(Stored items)

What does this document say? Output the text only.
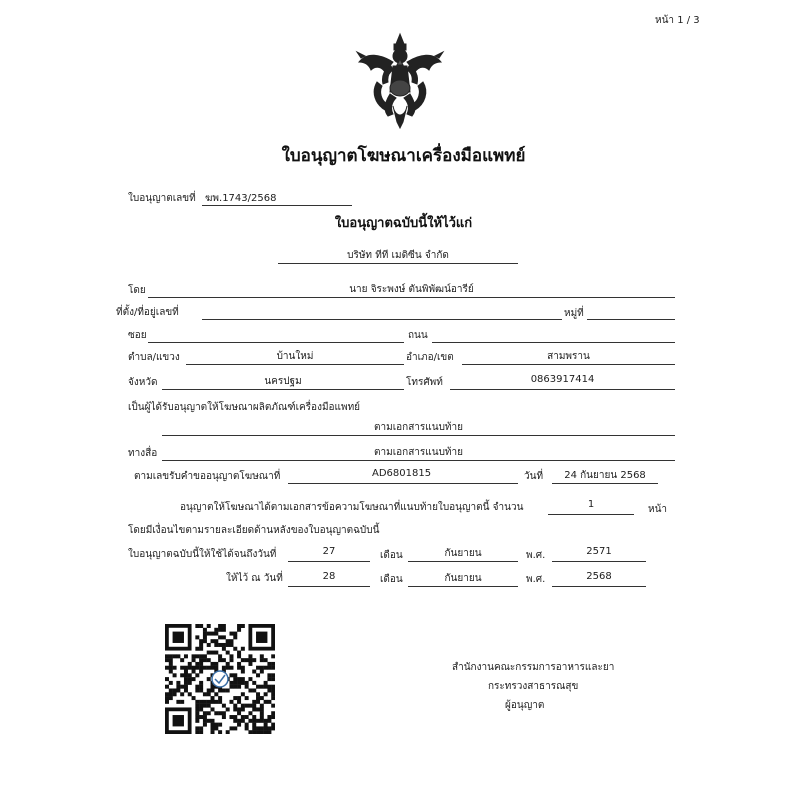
หน้า 1 / 3
ใบอนุญาตโฆษณาเครื่องมือแพทย์
ใบอนุญาตเลขที่ ฆพ.1743/2568
ใบอนุญาตฉบับนี้ให้ไว้แก่
บริษัท ทีที เมดิซีน จำกัด
โดย	นาย จิระพงษ์ ตันพิพัฒน์อารีย์
ที่ตั้ง/ที่อยู่เลขที่	หมู่ที่
ซอย	ถนน
ตำบล/แขวง	บ้านใหม่	อำเภอ/เขต	สามพราน
จังหวัด	นครปฐม	โทรศัพท์	0863917414
เป็นผู้ได้รับอนุญาตให้โฆษณาผลิตภัณฑ์เครื่องมือแพทย์
ตามเอกสารแนบท้าย
ทางสื่อ	ตามเอกสารแนบท้าย
ตามเลขรับคำขออนุญาตโฆษณาที่	AD6801815	วันที่	24 กันยายน 2568
อนุญาตให้โฆษณาได้ตามเอกสารข้อความโฆษณาที่แนบท้ายใบอนุญาตนี้ จำนวน	1	หน้า
โดยมีเงื่อนไขตามรายละเอียดด้านหลังของใบอนุญาตฉบับนี้
ใบอนุญาตฉบับนี้ให้ใช้ได้จนถึงวันที่	27	เดือน	กันยายน	พ.ศ.	2571
ให้ไว้ ณ วันที่	28	เดือน	กันยายน	พ.ศ.	2568
สำนักงานคณะกรรมการอาหารและยา
กระทรวงสาธารณสุข
ผู้อนุญาต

• BRIEF:
Write out every entry again word for word, without any of the pictures.

• PROBLEM SOLUTION:
What does this document say? Output the text only.
หน้า 1 / 3
ใบอนุญาตโฆษณาเครื่องมือแพทย์
ใบอนุญาตเลขที่ ฆพ.1743/2568
ใบอนุญาตฉบับนี้ให้ไว้แก่
บริษัท ทีที เมดิซีน จำกัด
โดย	นาย จิระพงษ์ ตันพิพัฒน์อารีย์
ที่ตั้ง/ที่อยู่เลขที่	หมู่ที่
ซอย	ถนน
ตำบล/แขวง	บ้านใหม่	อำเภอ/เขต	สามพราน
จังหวัด	นครปฐม	โทรศัพท์	0863917414
เป็นผู้ได้รับอนุญาตให้โฆษณาผลิตภัณฑ์เครื่องมือแพทย์
ตามเอกสารแนบท้าย
ทางสื่อ	ตามเอกสารแนบท้าย
ตามเลขรับคำขออนุญาตโฆษณาที่	AD6801815	วันที่	24 กันยายน 2568
อนุญาตให้โฆษณาได้ตามเอกสารข้อความโฆษณาที่แนบท้ายใบอนุญาตนี้ จำนวน	1	หน้า
โดยมีเงื่อนไขตามรายละเอียดด้านหลังของใบอนุญาตฉบับนี้
ใบอนุญาตฉบับนี้ให้ใช้ได้จนถึงวันที่	27	เดือน	กันยายน	พ.ศ.	2571
ให้ไว้ ณ วันที่	28	เดือน	กันยายน	พ.ศ.	2568
สำนักงานคณะกรรมการอาหารและยา
กระทรวงสาธารณสุข
ผู้อนุญาต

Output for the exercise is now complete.